#### [AIM]
All of the material should be reproduced exactly, with pictures left out.

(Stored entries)
|---|

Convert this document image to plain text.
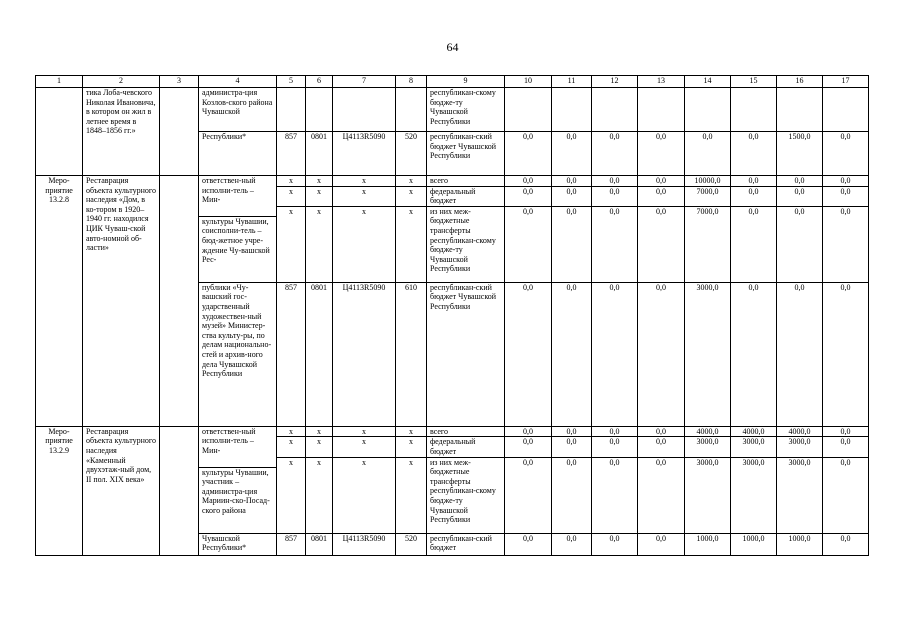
64
1	2	3	4	5	6	7	8	9	10	11	12	13	14	15	16	17
	тика Лоба-чевского Николая Ивановича, в котором он жил в летнее время в 1848–1856 гг.»		администра-ция Козлов-ского района Чувашской					республикан-скому бюдже-ту Чувашской Республики								
			Республики*	857	0801	Ц4113R5090	520	республикан-ский бюджет Чувашской Республики	0,0	0,0	0,0	0,0	0,0	0,0	1500,0	0,0
Меро-приятие 13.2.8	Реставрация объекта культурного наследия «Дом, в ко-тором в 1920–1940 гг. находился ЦИК Чуваш-ской авто-номной об-ласти»		ответствен-ный исполни-тель – Мин-	x	x	x	x	всего	0,0	0,0	0,0	0,0	10000,0	0,0	0,0	0,0
				x	x	x	x	федеральный бюджет	0,0	0,0	0,0	0,0	7000,0	0,0	0,0	0,0
				x	x	x	x	из них меж-бюджетные трансферты республикан-скому бюдже-ту Чувашской Республики	0,0	0,0	0,0	0,0	7000,0	0,0	0,0	0,0
			культуры Чувашии, соисполни-тель – бюд-жетное учре-ждение Чу-вашской Рес-													
			публики «Чу-вашский гос-ударственный художествен-ный музей» Министер-ства культу-ры, по делам национально-стей и архив-ного дела Чувашской Республики	857	0801	Ц4113R5090	610	республикан-ский бюджет Чувашской Республики	0,0	0,0	0,0	0,0	3000,0	0,0	0,0	0,0
Меро-приятие 13.2.9	Реставрация объекта культурного наследия «Каменный двухэтаж-ный дом, II пол. XIX века»		ответствен-ный исполни-тель – Мин-	x	x	x	x	всего	0,0	0,0	0,0	0,0	4000,0	4000,0	4000,0	0,0
				x	x	x	x	федеральный бюджет	0,0	0,0	0,0	0,0	3000,0	3000,0	3000,0	0,0
				x	x	x	x	из них меж-бюджетные трансферты республикан-скому бюдже-ту Чувашской Республики	0,0	0,0	0,0	0,0	3000,0	3000,0	3000,0	0,0
			культуры Чувашии, участник – администра-ция Мариин-ско-Посад-ского района													
			Чувашской Республики*	857	0801	Ц4113R5090	520	республикан-ский бюджет	0,0	0,0	0,0	0,0	1000,0	1000,0	1000,0	0,0
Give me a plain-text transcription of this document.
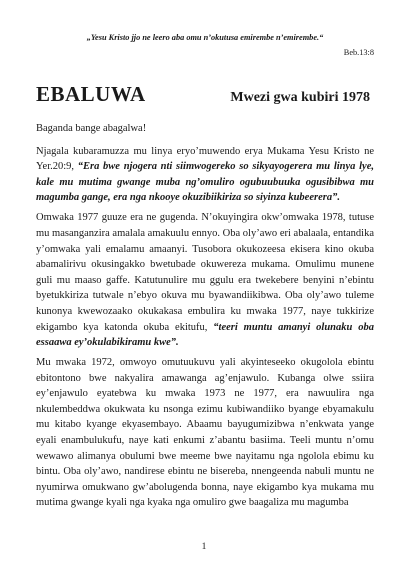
„Yesu Kristo jjo ne leero aba omu n’okutusa emirembe n’emirembe.“
Beb.13:8
EBALUWA	Mwezi gwa kubiri 1978

Baganda bange abagalwa!

Njagala kubaramuzza mu linya eryo’muwendo erya Mukama Yesu Kristo ne Yer.20:9, “Era bwe njogera nti siimwogereko so sikyayogerera mu linya lye, kale mu mutima gwange muba ng’omuliro ogubuubuuka ogusibibwa mu magumba gange, era nga nkooye okuzibiikiriza so siyinza kubeerera”.

Omwaka 1977 guuze era ne gugenda. N’okuyingira okw’omwaka 1978, tutuse mu masanganzira amalala amakuulu ennyo. Oba oly’awo eri abalaala, entandika y’omwaka yali emalamu amaanyi. Tusobora okukozeesa ekisera kino okuba abamalirivu okusingakko bwetubade okuwereza mukama. Omulimu munene guli mu maaso gaffe. Katutunulire mu ggulu era twekebere benyini n’ebintu byetukkiriza tutwale n’ebyo okuva mu byawandiikibwa. Oba oly’awo tuleme kunonya kwewozaako okukakasa embulira ku mwaka 1977, naye tukkirize ekigambo kya katonda okuba ekitufu, “teeri muntu amanyi olunaku oba essaawa ey’okulabikiramu kwe”.

Mu mwaka 1972, omwoyo omutuukuvu yali akyinteseeko okugolola ebintu ebitontono bwe nakyalira amawanga ag’enjawulo. Kubanga olwe ssiira ey’enjawulo eyatebwa ku mwaka 1973 ne 1977, era nawuulira nga nkulembeddwa okukwata ku nsonga ezimu kubiwandiiko byange ebyamakulu mu kitabo kyange ekyasembayo. Abaamu bayugumizibwa n’enkwata yange eyali enambulukufu, naye kati enkumi z’abantu basiima. Teeli muntu n’omu wewawo alimanya obulumi bwe meeme bwe nayitamu nga ngolola ebimu ku bintu. Oba oly’awo, nandirese ebintu ne bisereba, nnengeenda nabuli muntu ne nyumirwa omukwano gw’abolugenda bonna, naye ekigambo kya mukama mu mutima gwange kyali nga kyaka nga omuliro gwe baagaliza mu magumba

1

|---|

#### [RESPONSE]
Convert this document image to plain text.
64
1	2	3	4	5	6	7	8	9	10	11	12	13	14	15	16	17
	тика Лоба-чевского Николая Ивановича, в котором он жил в летнее время в 1848–1856 гг.»		администра-ция Козлов-ского района Чувашской					республикан-скому бюдже-ту Чувашской Республики								
			Республики*	857	0801	Ц4113R5090	520	республикан-ский бюджет Чувашской Республики	0,0	0,0	0,0	0,0	0,0	0,0	1500,0	0,0
Меро-приятие 13.2.8	Реставрация объекта культурного наследия «Дом, в ко-тором в 1920–1940 гг. находился ЦИК Чуваш-ской авто-номной об-ласти»		ответствен-ный исполни-тель – Мин-	x	x	x	x	всего	0,0	0,0	0,0	0,0	10000,0	0,0	0,0	0,0
				x	x	x	x	федеральный бюджет	0,0	0,0	0,0	0,0	7000,0	0,0	0,0	0,0
				x	x	x	x	из них меж-бюджетные трансферты республикан-скому бюдже-ту Чувашской Республики	0,0	0,0	0,0	0,0	7000,0	0,0	0,0	0,0
			культуры Чувашии, соисполни-тель – бюд-жетное учре-ждение Чу-вашской Рес-													
			публики «Чу-вашский гос-ударственный художествен-ный музей» Министер-ства культу-ры, по делам национально-стей и архив-ного дела Чувашской Республики	857	0801	Ц4113R5090	610	республикан-ский бюджет Чувашской Республики	0,0	0,0	0,0	0,0	3000,0	0,0	0,0	0,0
Меро-приятие 13.2.9	Реставрация объекта культурного наследия «Каменный двухэтаж-ный дом, II пол. XIX века»		ответствен-ный исполни-тель – Мин-	x	x	x	x	всего	0,0	0,0	0,0	0,0	4000,0	4000,0	4000,0	0,0
				x	x	x	x	федеральный бюджет	0,0	0,0	0,0	0,0	3000,0	3000,0	3000,0	0,0
				x	x	x	x	из них меж-бюджетные трансферты республикан-скому бюдже-ту Чувашской Республики	0,0	0,0	0,0	0,0	3000,0	3000,0	3000,0	0,0
			культуры Чувашии, участник – администра-ция Мариин-ско-Посад-ского района													
			Чувашской Республики*	857	0801	Ц4113R5090	520	республикан-ский бюджет	0,0	0,0	0,0	0,0	1000,0	1000,0	1000,0	0,0
Give me a plain-text transcription of this document.
„Yesu Kristo jjo ne leero aba omu n’okutusa emirembe n’emirembe.“
Beb.13:8
EBALUWA	Mwezi gwa kubiri 1978

Baganda bange abagalwa!

Njagala kubaramuzza mu linya eryo’muwendo erya Mukama Yesu Kristo ne Yer.20:9, “Era bwe njogera nti siimwogereko so sikyayogerera mu linya lye, kale mu mutima gwange muba ng’omuliro ogubuubuuka ogusibibwa mu magumba gange, era nga nkooye okuzibiikiriza so siyinza kubeerera”.

Omwaka 1977 guuze era ne gugenda. N’okuyingira okw’omwaka 1978, tutuse mu masanganzira amalala amakuulu ennyo. Oba oly’awo eri abalaala, entandika y’omwaka yali emalamu amaanyi. Tusobora okukozeesa ekisera kino okuba abamalirivu okusingakko bwetubade okuwereza mukama. Omulimu munene guli mu maaso gaffe. Katutunulire mu ggulu era twekebere benyini n’ebintu byetukkiriza tutwale n’ebyo okuva mu byawandiikibwa. Oba oly’awo tuleme kunonya kwewozaako okukakasa embulira ku mwaka 1977, naye tukkirize ekigambo kya katonda okuba ekitufu, “teeri muntu amanyi olunaku oba essaawa ey’okulabikiramu kwe”.

Mu mwaka 1972, omwoyo omutuukuvu yali akyinteseeko okugolola ebintu ebitontono bwe nakyalira amawanga ag’enjawulo. Kubanga olwe ssiira ey’enjawulo eyatebwa ku mwaka 1973 ne 1977, era nawuulira nga nkulembeddwa okukwata ku nsonga ezimu kubiwandiiko byange ebyamakulu mu kitabo kyange ekyasembayo. Abaamu bayugumizibwa n’enkwata yange eyali enambulukufu, naye kati enkumi z’abantu basiima. Teeli muntu n’omu wewawo alimanya obulumi bwe meeme bwe nayitamu nga ngolola ebimu ku bintu. Oba oly’awo, nandirese ebintu ne bisereba, nnengeenda nabuli muntu ne nyumirwa omukwano gw’abolugenda bonna, naye ekigambo kya mukama mu mutima gwange kyali nga kyaka nga omuliro gwe baagaliza mu magumba

1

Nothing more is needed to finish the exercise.